- Short task: Scan the data. Collect each line that contains the word "this".

- Materials provided:
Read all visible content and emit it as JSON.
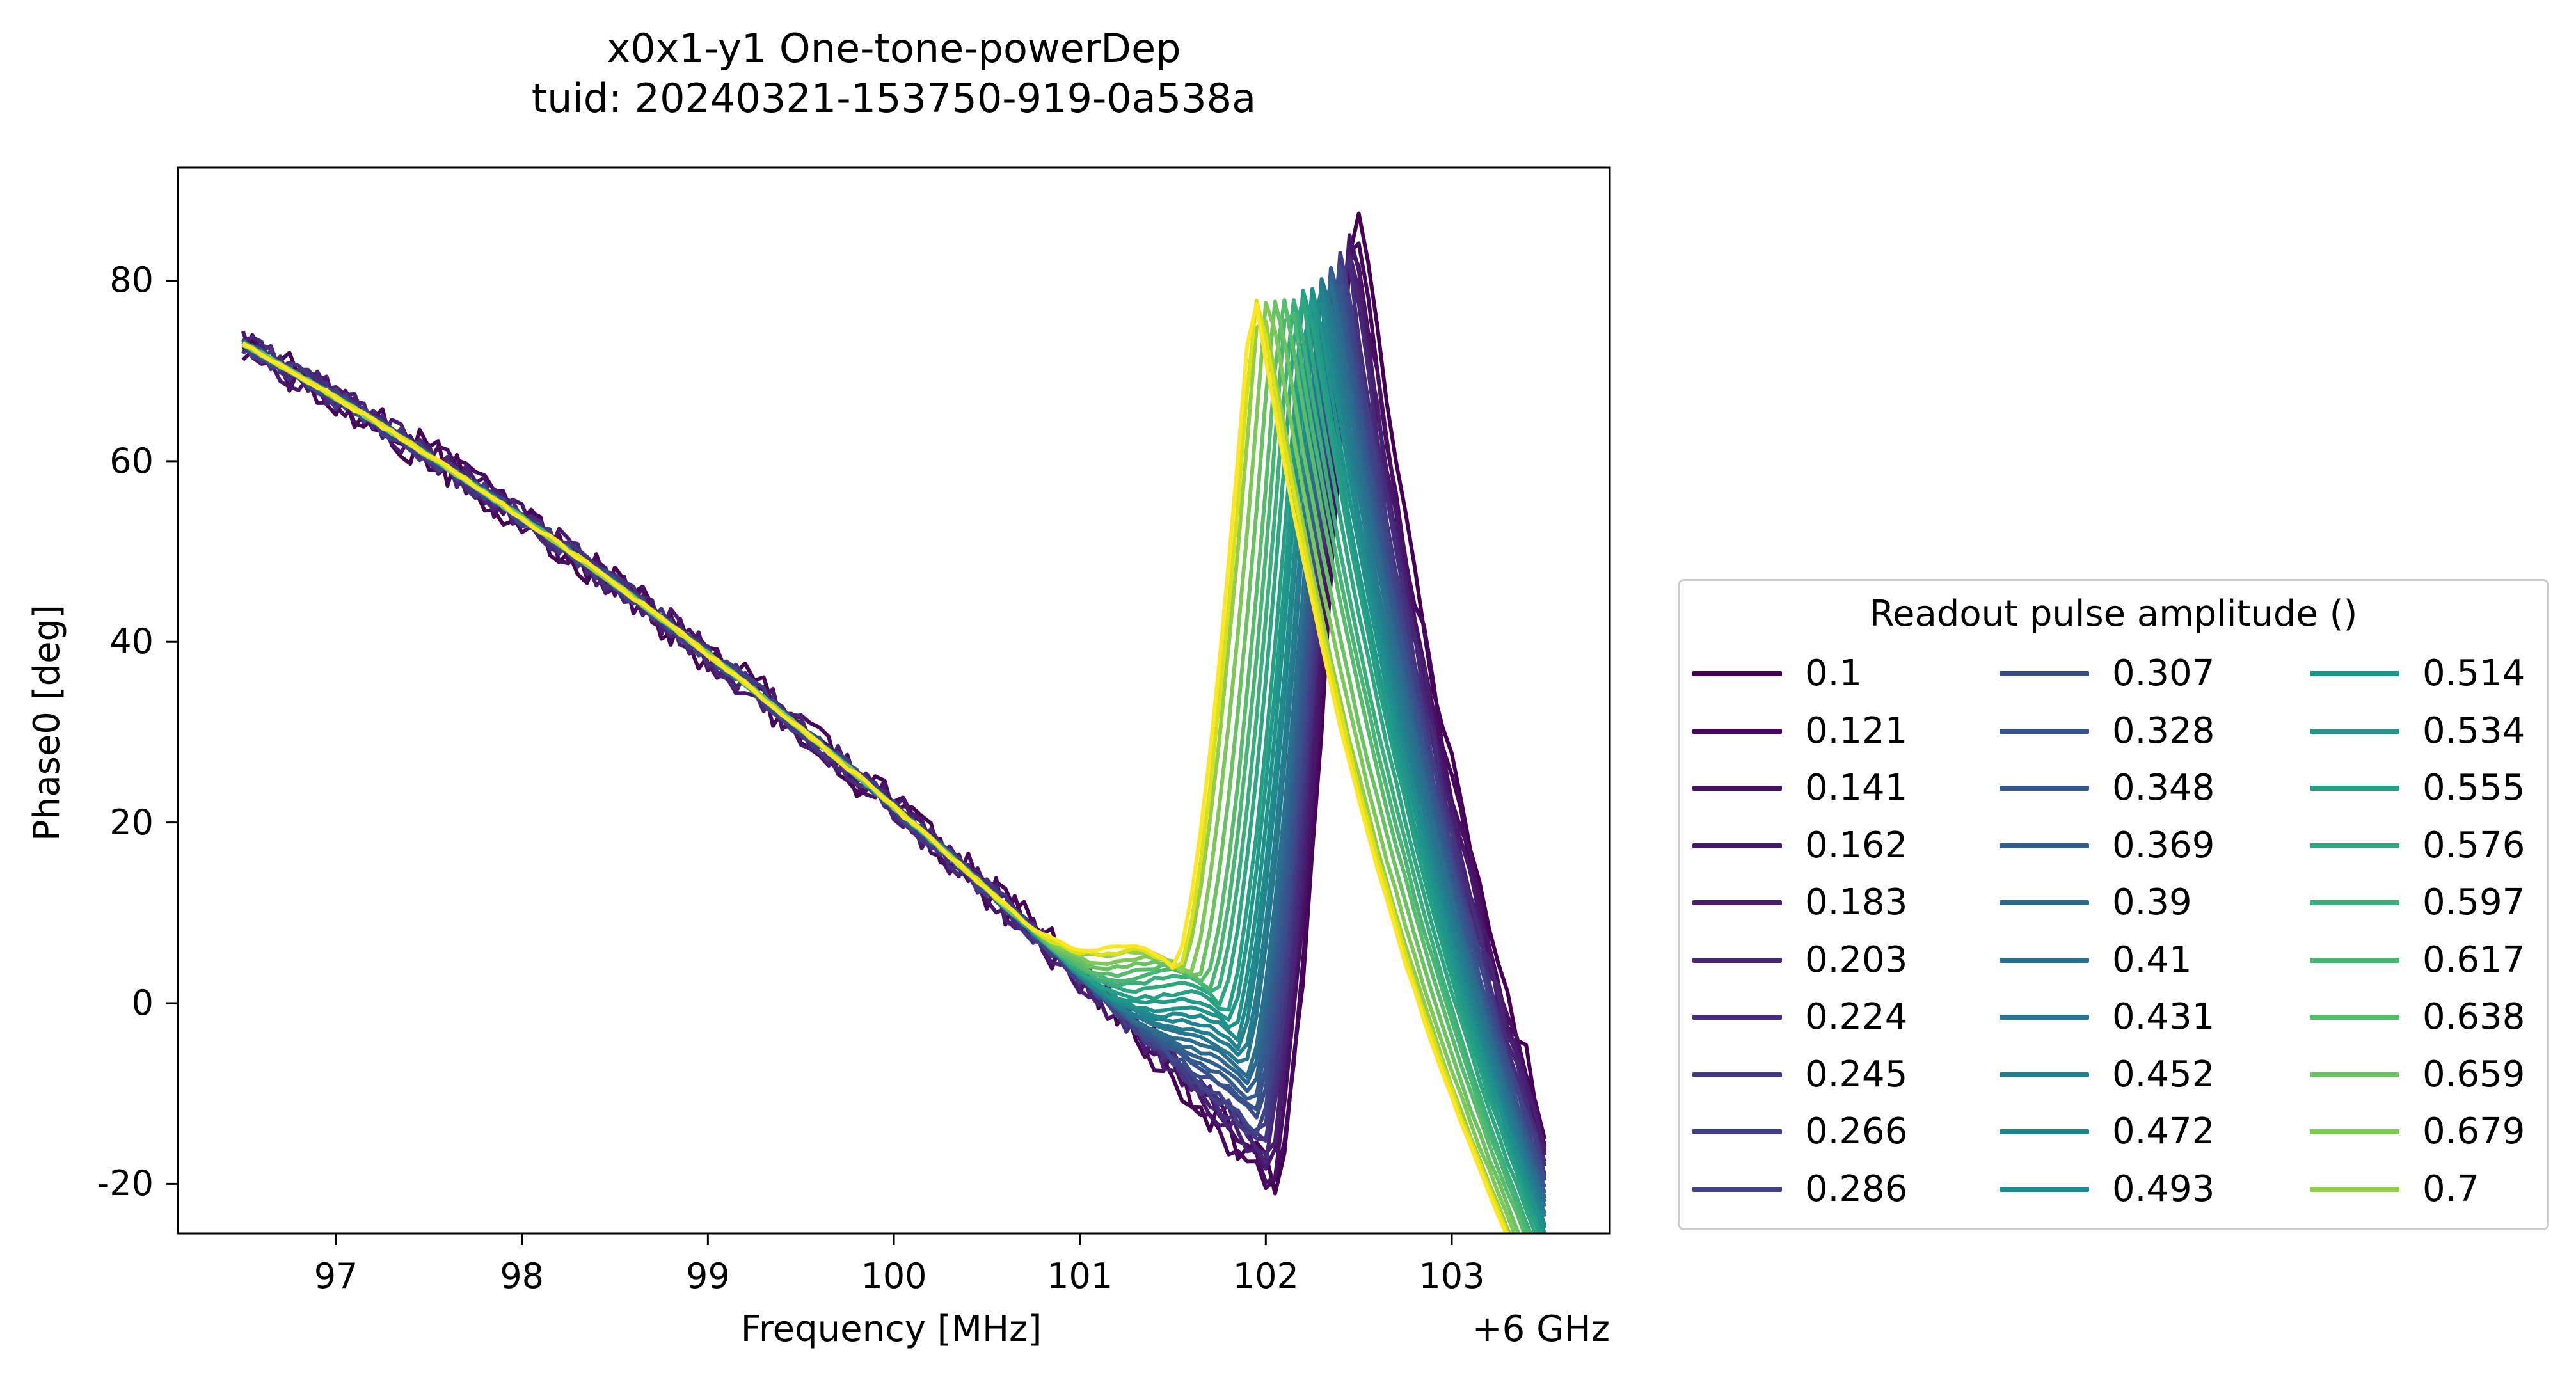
{
  "chart_data": {
    "type": "line",
    "title": "x0x1-y1 One-tone-powerDep",
    "subtitle": "tuid: 20240321-153750-919-0a538a",
    "xlabel": "Frequency [MHz]",
    "x_offset_label": "+6 GHz",
    "ylabel": "Phase0 [deg]",
    "xlim": [
      96.15,
      103.85
    ],
    "ylim": [
      -25.5,
      92.5
    ],
    "xticks": [
      "97",
      "98",
      "99",
      "100",
      "101",
      "102",
      "103"
    ],
    "yticks": [
      "-20",
      "0",
      "20",
      "40",
      "60",
      "80"
    ],
    "grid": false,
    "legend": {
      "title": "Readout pulse amplitude ()",
      "placement": "outside-right-bottom",
      "columns": 3
    },
    "colormap": "viridis",
    "x_range": [
      96.5,
      103.5
    ],
    "series": [
      {
        "name": "0.1",
        "color": "#440154",
        "f0": 102.05,
        "dip": -20,
        "peak": 87
      },
      {
        "name": "0.121",
        "color": "#46085c",
        "f0": 102.04,
        "dip": -20.5,
        "peak": 85.5
      },
      {
        "name": "0.141",
        "color": "#471063",
        "f0": 102.03,
        "dip": -19,
        "peak": 85
      },
      {
        "name": "0.162",
        "color": "#481769",
        "f0": 102.02,
        "dip": -18,
        "peak": 84
      },
      {
        "name": "0.183",
        "color": "#481f70",
        "f0": 102.01,
        "dip": -17,
        "peak": 84
      },
      {
        "name": "0.203",
        "color": "#472676",
        "f0": 102.0,
        "dip": -16.5,
        "peak": 83
      },
      {
        "name": "0.224",
        "color": "#462d7c",
        "f0": 101.99,
        "dip": -16,
        "peak": 83
      },
      {
        "name": "0.245",
        "color": "#443581",
        "f0": 101.98,
        "dip": -15.5,
        "peak": 82
      },
      {
        "name": "0.266",
        "color": "#423d84",
        "f0": 101.97,
        "dip": -15,
        "peak": 82
      },
      {
        "name": "0.286",
        "color": "#3f4487",
        "f0": 101.96,
        "dip": -14,
        "peak": 81.5
      },
      {
        "name": "0.307",
        "color": "#3b4c8a",
        "f0": 101.95,
        "dip": -13,
        "peak": 81
      },
      {
        "name": "0.328",
        "color": "#38538c",
        "f0": 101.94,
        "dip": -12,
        "peak": 81
      },
      {
        "name": "0.348",
        "color": "#345a8d",
        "f0": 101.93,
        "dip": -11,
        "peak": 80.5
      },
      {
        "name": "0.369",
        "color": "#30618e",
        "f0": 101.92,
        "dip": -10,
        "peak": 80
      },
      {
        "name": "0.39",
        "color": "#2d688e",
        "f0": 101.91,
        "dip": -9,
        "peak": 80
      },
      {
        "name": "0.41",
        "color": "#2a6f8e",
        "f0": 101.9,
        "dip": -8,
        "peak": 79.5
      },
      {
        "name": "0.431",
        "color": "#26768e",
        "f0": 101.88,
        "dip": -7,
        "peak": 79.5
      },
      {
        "name": "0.452",
        "color": "#237d8e",
        "f0": 101.87,
        "dip": -6,
        "peak": 79
      },
      {
        "name": "0.472",
        "color": "#21848d",
        "f0": 101.85,
        "dip": -5,
        "peak": 79
      },
      {
        "name": "0.493",
        "color": "#1f8b8c",
        "f0": 101.84,
        "dip": -4,
        "peak": 78.5
      },
      {
        "name": "0.514",
        "color": "#1f928a",
        "f0": 101.82,
        "dip": -3,
        "peak": 78.5
      },
      {
        "name": "0.534",
        "color": "#21998a",
        "f0": 101.8,
        "dip": -2,
        "peak": 78
      },
      {
        "name": "0.555",
        "color": "#25a085",
        "f0": 101.78,
        "dip": -1,
        "peak": 78
      },
      {
        "name": "0.576",
        "color": "#2ea780",
        "f0": 101.75,
        "dip": 0,
        "peak": 78
      },
      {
        "name": "0.597",
        "color": "#3aae7b",
        "f0": 101.72,
        "dip": 1,
        "peak": 77.5
      },
      {
        "name": "0.617",
        "color": "#48b574",
        "f0": 101.69,
        "dip": 1.5,
        "peak": 77.5
      },
      {
        "name": "0.638",
        "color": "#58bc6c",
        "f0": 101.66,
        "dip": 2,
        "peak": 77.5
      },
      {
        "name": "0.659",
        "color": "#6ac263",
        "f0": 101.62,
        "dip": 2.5,
        "peak": 77
      },
      {
        "name": "0.679",
        "color": "#7ec859",
        "f0": 101.58,
        "dip": 3,
        "peak": 77
      },
      {
        "name": "0.7",
        "color": "#92cd4e",
        "f0": 101.54,
        "dip": 3.5,
        "peak": 77
      },
      {
        "name": "0.679",
        "color": "#d8e219",
        "f0": 101.52,
        "dip": 3.5,
        "peak": 77.5
      },
      {
        "name": "0.7",
        "color": "#fde725",
        "f0": 101.5,
        "dip": 4,
        "peak": 77.5
      }
    ]
  }
}
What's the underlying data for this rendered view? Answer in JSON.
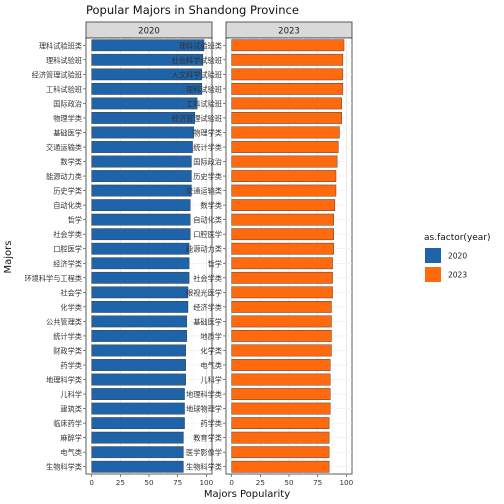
{
  "chart_data": {
    "type": "bar",
    "orientation": "horizontal",
    "title": "Popular Majors in Shandong Province",
    "xlabel": "Majors Popularity",
    "ylabel": "Majors",
    "xlim": [
      0,
      100
    ],
    "x_ticks": [
      "0",
      "25",
      "50",
      "75",
      "100"
    ],
    "grid": true,
    "legend": {
      "title": "as.factor(year)",
      "placement": "right",
      "entries": [
        {
          "label": "2020",
          "color": "#1F63A8"
        },
        {
          "label": "2023",
          "color": "#FF6A0E"
        }
      ]
    },
    "panels": [
      {
        "strip": "2020",
        "color": "#1F63A8",
        "categories": [
          "理科试验班类",
          "理科试验班",
          "经济管理试验班",
          "工科试验班",
          "国际政治",
          "物理学类",
          "基础医学",
          "交通运输类",
          "数学类",
          "能源动力类",
          "历史学类",
          "自动化类",
          "哲学",
          "社会学类",
          "口腔医学",
          "经济学类",
          "环境科学与工程类",
          "社会学",
          "化学类",
          "公共管理类",
          "统计学类",
          "财政学类",
          "药学类",
          "地理科学类",
          "儿科学",
          "建筑类",
          "临床药学",
          "麻醉学",
          "电气类",
          "生物科学类"
        ],
        "values": [
          98,
          97,
          96,
          96,
          92,
          90,
          89,
          88,
          87,
          87,
          87,
          86,
          86,
          86,
          85,
          85,
          85,
          84,
          84,
          83,
          83,
          82,
          82,
          82,
          81,
          81,
          81,
          80,
          80,
          80
        ]
      },
      {
        "strip": "2023",
        "color": "#FF6A0E",
        "categories": [
          "理科试验班类",
          "社会科学试验班",
          "人文科学试验班",
          "理科试验班",
          "工科试验班",
          "经济管理试验班",
          "物理学类",
          "统计学类",
          "国际政治",
          "历史学类",
          "交通运输类",
          "数学类",
          "自动化类",
          "口腔医学",
          "能源动力类",
          "哲学",
          "社会学类",
          "眼视光医学",
          "经济学类",
          "基础医学",
          "地质学",
          "化学类",
          "电气类",
          "儿科学",
          "地理科学类",
          "地球物理学",
          "药学类",
          "教育学类",
          "医学影像学",
          "生物科学类"
        ],
        "values": [
          98,
          97,
          97,
          97,
          96,
          96,
          94,
          93,
          92,
          91,
          91,
          90,
          89,
          89,
          89,
          88,
          88,
          88,
          87,
          87,
          87,
          87,
          86,
          86,
          86,
          86,
          85,
          85,
          85,
          85
        ]
      }
    ]
  }
}
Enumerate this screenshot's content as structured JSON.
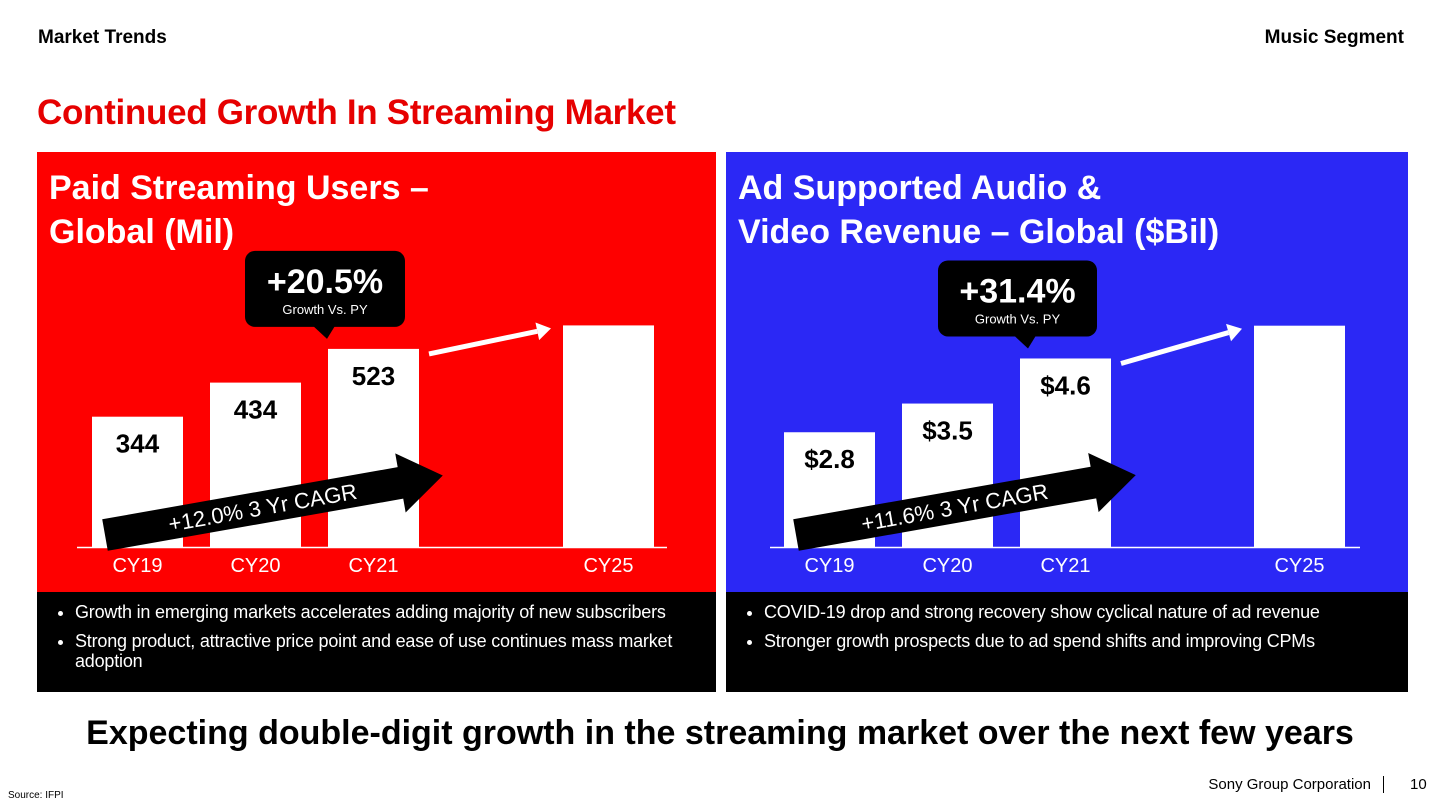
{
  "header": {
    "left": "Market Trends",
    "right": "Music Segment"
  },
  "title": "Continued Growth In Streaming Market",
  "panels": [
    {
      "title": "Paid Streaming Users –\nGlobal (Mil)",
      "color": "#fe0000",
      "bullets": [
        "Growth in emerging markets accelerates adding majority of new subscribers",
        "Strong product, attractive price point and ease of use continues mass market adoption"
      ]
    },
    {
      "title": "Ad Supported Audio &\nVideo Revenue – Global ($Bil)",
      "color": "#2b28f5",
      "bullets": [
        "COVID-19 drop and strong recovery show cyclical nature of ad revenue",
        "Stronger growth prospects due to ad spend shifts and improving CPMs"
      ]
    }
  ],
  "chart_data": [
    {
      "type": "bar",
      "title": "Paid Streaming Users – Global (Mil)",
      "categories": [
        "CY19",
        "CY20",
        "CY21",
        "CY25"
      ],
      "values": [
        344,
        434,
        523,
        585
      ],
      "data_labels": [
        "344",
        "434",
        "523",
        ""
      ],
      "ylim": [
        0,
        660
      ],
      "callout": {
        "value": "+20.5%",
        "caption": "Growth Vs. PY"
      },
      "cagr_label": "+12.0% 3 Yr CAGR"
    },
    {
      "type": "bar",
      "title": "Ad Supported Audio & Video Revenue – Global ($Bil)",
      "categories": [
        "CY19",
        "CY20",
        "CY21",
        "CY25"
      ],
      "values": [
        2.8,
        3.5,
        4.6,
        5.4
      ],
      "data_labels": [
        "$2.8",
        "$3.5",
        "$4.6",
        ""
      ],
      "ylim": [
        0,
        6.1
      ],
      "callout": {
        "value": "+31.4%",
        "caption": "Growth Vs. PY"
      },
      "cagr_label": "+11.6% 3 Yr CAGR"
    }
  ],
  "footer": {
    "message": "Expecting double-digit growth in the streaming market over the next few years",
    "source": "Source: IFPI",
    "company": "Sony Group Corporation",
    "page": "10"
  }
}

- Solved problem:
What's the underlying data for this rendered view? Answer in JSON.
Enumerate this screenshot's content as structured JSON.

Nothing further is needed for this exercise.